INPUT.

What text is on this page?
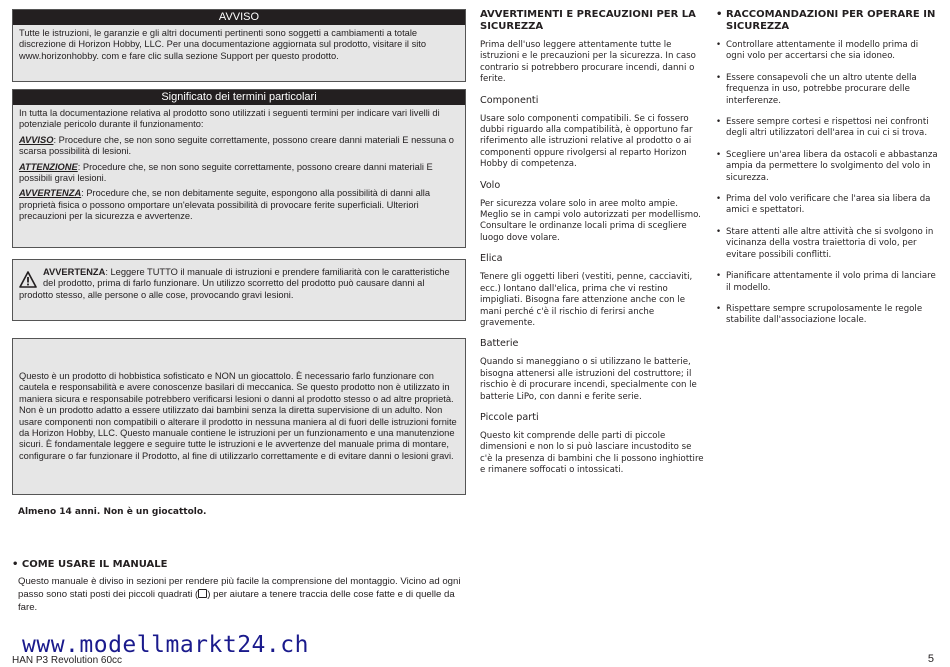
AVVISO

Tutte le istruzioni, le garanzie e gli altri documenti pertinenti sono soggetti a cambiamenti a totale discrezione di Horizon Hobby, LLC. Per una documentazione aggiornata sul prodotto, visitare il sito www.horizonhobby. com e fare clic sulla sezione Support per questo prodotto.

Significato dei termini particolari

In tutta la documentazione relativa al prodotto sono utilizzati i seguenti termini per indicare vari livelli di potenziale pericolo durante il funzionamento:

AVVISO: Procedure che, se non sono seguite correttamente, possono creare danni materiali E nessuna o scarsa possibilità di lesioni.

ATTENZIONE: Procedure che, se non sono seguite correttamente, possono creare danni materiali E possibili gravi lesioni.

AVVERTENZA: Procedure che, se non debitamente seguite, espongono alla possibilità di danni alla proprietà fisica o possono omportare un'elevata possibilità di provocare ferite superficiali. Ulteriori precauzioni per la sicurezza e avvertenze.

AVVERTENZA: Leggere TUTTO il manuale di istruzioni e prendere familiarità con le caratteristiche del prodotto, prima di farlo funzionare. Un utilizzo scorretto del prodotto può causare danni al prodotto stesso, alle persone o alle cose, provocando gravi lesioni.

Questo è un prodotto di hobbistica sofisticato e NON un giocattolo. È necessario farlo funzionare con cautela e responsabilità e avere conoscenze basilari di meccanica. Se questo prodotto non è utilizzato in maniera sicura e responsabile potrebbero verificarsi lesioni o danni al prodotto stesso o ad altre proprietà. Non è un prodotto adatto a essere utilizzato dai bambini senza la diretta supervisione di un adulto. Non usare componenti non compatibili o alterare il prodotto in nessuna maniera al di fuori delle istruzioni fornite da Horizon Hobby, LLC. Questo manuale contiene le istruzioni per un funzionamento e una manutenzione sicuri. È fondamentale leggere e seguire tutte le istruzioni e le avvertenze del manuale prima di montare, configurare o far funzionare il Prodotto, al fine di utilizzarlo correttamente e di evitare danni o lesioni gravi.

Almeno 14 anni. Non è un giocattolo.
• COME USARE IL MANUALE
Questo manuale è diviso in sezioni per rendere più facile la comprensione del montaggio. Vicino ad ogni passo sono stati posti dei piccoli quadrati ( ) per aiutare a tenere traccia delle cose fatte e di quelle da fare.
www.modellmarkt24.ch
HAN P3 Revolution 60cc	5
AVVERTIMENTI E PRECAUZIONI PER LA SICUREZZA

Prima dell'uso leggere attentamente tutte le istruzioni e le precauzioni per la sicurezza. In caso contrario si potrebbero procurare incendi, danni o ferite.

Componenti

Usare solo componenti compatibili. Se ci fossero dubbi riguardo alla compatibilità, è opportuno far riferimento alle istruzioni relative al prodotto o ai componenti oppure rivolgersi al reparto Horizon Hobby di competenza.

Volo

Per sicurezza volare solo in aree molto ampie. Meglio se in campi volo autorizzati per modellismo. Consultare le ordinanze locali prima di scegliere luogo dove volare.

Elica

Tenere gli oggetti liberi (vestiti, penne, cacciaviti, ecc.) lontano dall'elica, prima che vi restino impigliati. Bisogna fare attenzione anche con le mani perché c'è il rischio di ferirsi anche gravemente.

Batterie

Quando si maneggiano o si utilizzano le batterie, bisogna attenersi alle istruzioni del costruttore; il rischio è di procurare incendi, specialmente con le batterie LiPo, con danni e ferite serie.

Piccole parti

Questo kit comprende delle parti di piccole dimensioni e non lo si può lasciare incustodito se c'è la presenza di bambini che li possono inghiottire e rimanere soffocati o intossicati.

• RACCOMANDAZIONI PER OPERARE IN SICUREZZA
• Controllare attentamente il modello prima di ogni volo per accertarsi che sia idoneo.
• Essere consapevoli che un altro utente della frequenza in uso, potrebbe procurare delle interferenze.
• Essere sempre cortesi e rispettosi nei confronti degli altri utilizzatori dell'area in cui ci si trova.
• Scegliere un'area libera da ostacoli e abbastanza ampia da permettere lo svolgimento del volo in sicurezza.
• Prima del volo verificare che l'area sia libera da amici e spettatori.
• Stare attenti alle altre attività che si svolgono in vicinanza della vostra traiettoria di volo, per evitare possibili conflitti.
• Pianificare attentamente il volo prima di lanciare il modello.
• Rispettare sempre scrupolosamente le regole stabilite dall'associazione locale.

GIVEN TASK.
Whenever "incendi" turns up in a line, pick that line out.

SOLUTION FOR THIS TASK.
Prima dell'uso leggere attentamente tutte le istruzioni e le precauzioni per la sicurezza. In caso contrario si potrebbero procurare incendi, danni o ferite.
Quando si maneggiano o si utilizzano le batterie, bisogna attenersi alle istruzioni del costruttore; il rischio è di procurare incendi, specialmente con le batterie LiPo, con danni e ferite serie.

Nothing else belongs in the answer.